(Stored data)
--------------------

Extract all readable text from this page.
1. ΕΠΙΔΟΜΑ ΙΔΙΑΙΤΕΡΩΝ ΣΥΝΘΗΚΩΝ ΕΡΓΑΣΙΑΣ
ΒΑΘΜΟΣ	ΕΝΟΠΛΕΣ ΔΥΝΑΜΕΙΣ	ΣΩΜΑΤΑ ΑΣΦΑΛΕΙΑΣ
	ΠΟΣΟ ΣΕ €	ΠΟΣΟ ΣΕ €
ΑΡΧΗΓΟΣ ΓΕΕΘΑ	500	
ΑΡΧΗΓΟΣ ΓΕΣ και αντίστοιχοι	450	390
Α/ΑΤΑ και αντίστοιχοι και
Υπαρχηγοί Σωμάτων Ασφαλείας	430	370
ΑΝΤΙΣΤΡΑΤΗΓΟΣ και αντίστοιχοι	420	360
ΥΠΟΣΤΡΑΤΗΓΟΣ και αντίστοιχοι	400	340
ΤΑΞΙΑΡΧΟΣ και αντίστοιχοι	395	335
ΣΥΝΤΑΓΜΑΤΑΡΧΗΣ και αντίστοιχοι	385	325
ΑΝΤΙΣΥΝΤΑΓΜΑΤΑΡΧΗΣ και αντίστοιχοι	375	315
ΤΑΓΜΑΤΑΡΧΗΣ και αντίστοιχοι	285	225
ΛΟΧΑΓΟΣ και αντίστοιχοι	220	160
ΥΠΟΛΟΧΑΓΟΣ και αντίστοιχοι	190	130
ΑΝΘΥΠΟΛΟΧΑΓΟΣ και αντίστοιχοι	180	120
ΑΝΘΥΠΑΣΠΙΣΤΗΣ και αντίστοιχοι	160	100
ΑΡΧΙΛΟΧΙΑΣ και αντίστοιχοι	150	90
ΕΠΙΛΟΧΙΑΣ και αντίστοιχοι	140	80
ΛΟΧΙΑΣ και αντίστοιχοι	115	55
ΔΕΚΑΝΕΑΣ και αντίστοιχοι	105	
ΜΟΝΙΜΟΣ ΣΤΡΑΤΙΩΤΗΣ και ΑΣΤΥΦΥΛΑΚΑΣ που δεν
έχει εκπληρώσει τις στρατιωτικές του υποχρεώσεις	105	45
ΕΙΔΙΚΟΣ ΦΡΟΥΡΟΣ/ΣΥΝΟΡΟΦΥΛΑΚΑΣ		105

--------------------

- [Aim of the task] Set down the listing above in full, please, exactly as it appears.

- [Answer in full]
Extract all readable text from this page.
1. ΕΠΙΔΟΜΑ ΙΔΙΑΙΤΕΡΩΝ ΣΥΝΘΗΚΩΝ ΕΡΓΑΣΙΑΣ
ΒΑΘΜΟΣ	ΕΝΟΠΛΕΣ ΔΥΝΑΜΕΙΣ	ΣΩΜΑΤΑ ΑΣΦΑΛΕΙΑΣ
	ΠΟΣΟ ΣΕ €	ΠΟΣΟ ΣΕ €
ΑΡΧΗΓΟΣ ΓΕΕΘΑ	500	
ΑΡΧΗΓΟΣ ΓΕΣ και αντίστοιχοι	450	390
Α/ΑΤΑ και αντίστοιχοι και
Υπαρχηγοί Σωμάτων Ασφαλείας	430	370
ΑΝΤΙΣΤΡΑΤΗΓΟΣ και αντίστοιχοι	420	360
ΥΠΟΣΤΡΑΤΗΓΟΣ και αντίστοιχοι	400	340
ΤΑΞΙΑΡΧΟΣ και αντίστοιχοι	395	335
ΣΥΝΤΑΓΜΑΤΑΡΧΗΣ και αντίστοιχοι	385	325
ΑΝΤΙΣΥΝΤΑΓΜΑΤΑΡΧΗΣ και αντίστοιχοι	375	315
ΤΑΓΜΑΤΑΡΧΗΣ και αντίστοιχοι	285	225
ΛΟΧΑΓΟΣ και αντίστοιχοι	220	160
ΥΠΟΛΟΧΑΓΟΣ και αντίστοιχοι	190	130
ΑΝΘΥΠΟΛΟΧΑΓΟΣ και αντίστοιχοι	180	120
ΑΝΘΥΠΑΣΠΙΣΤΗΣ και αντίστοιχοι	160	100
ΑΡΧΙΛΟΧΙΑΣ και αντίστοιχοι	150	90
ΕΠΙΛΟΧΙΑΣ και αντίστοιχοι	140	80
ΛΟΧΙΑΣ και αντίστοιχοι	115	55
ΔΕΚΑΝΕΑΣ και αντίστοιχοι	105	
ΜΟΝΙΜΟΣ ΣΤΡΑΤΙΩΤΗΣ και ΑΣΤΥΦΥΛΑΚΑΣ που δεν
έχει εκπληρώσει τις στρατιωτικές του υποχρεώσεις	105	45
ΕΙΔΙΚΟΣ ΦΡΟΥΡΟΣ/ΣΥΝΟΡΟΦΥΛΑΚΑΣ		105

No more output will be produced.